▶ [Exercise]
Omit all images. Write out the rest of the material exactly.

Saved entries
══════
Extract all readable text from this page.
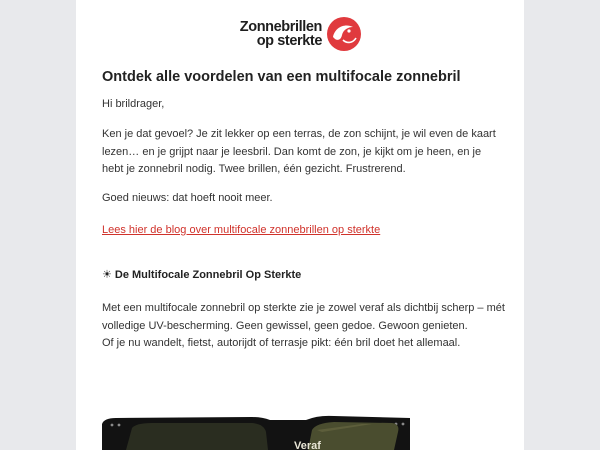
Zonnebrillen
op sterkte
Ontdek alle voordelen van een multifocale zonnebril

Hi brildrager,

Ken je dat gevoel? Je zit lekker op een terras, de zon schijnt, je wil even de kaart lezen… en je grijpt naar je leesbril. Dan komt de zon, je kijkt om je heen, en je hebt je zonnebril nodig. Twee brillen, één gezicht. Frustrerend.

Goed nieuws: dat hoeft nooit meer.

Lees hier de blog over multifocale zonnebrillen op sterkte
☀ De Multifocale Zonnebril Op Sterkte

Met een multifocale zonnebril op sterkte zie je zowel veraf als dichtbij scherp – mét
volledige UV-bescherming. Geen gewissel, geen gedoe. Gewoon genieten.
Of je nu wandelt, fietst, autorijdt of terrasje pikt: één bril doet het allemaal.

Veraf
══════
▶ [The output]
Extract all readable text from this page.
Zonnebrillen
op sterkte
Ontdek alle voordelen van een multifocale zonnebril

Hi brildrager,

Ken je dat gevoel? Je zit lekker op een terras, de zon schijnt, je wil even de kaart lezen… en je grijpt naar je leesbril. Dan komt de zon, je kijkt om je heen, en je hebt je zonnebril nodig. Twee brillen, één gezicht. Frustrerend.

Goed nieuws: dat hoeft nooit meer.

Lees hier de blog over multifocale zonnebrillen op sterkte
☀ De Multifocale Zonnebril Op Sterkte

Met een multifocale zonnebril op sterkte zie je zowel veraf als dichtbij scherp – mét
volledige UV-bescherming. Geen gewissel, geen gedoe. Gewoon genieten.
Of je nu wandelt, fietst, autorijdt of terrasje pikt: één bril doet het allemaal.

Veraf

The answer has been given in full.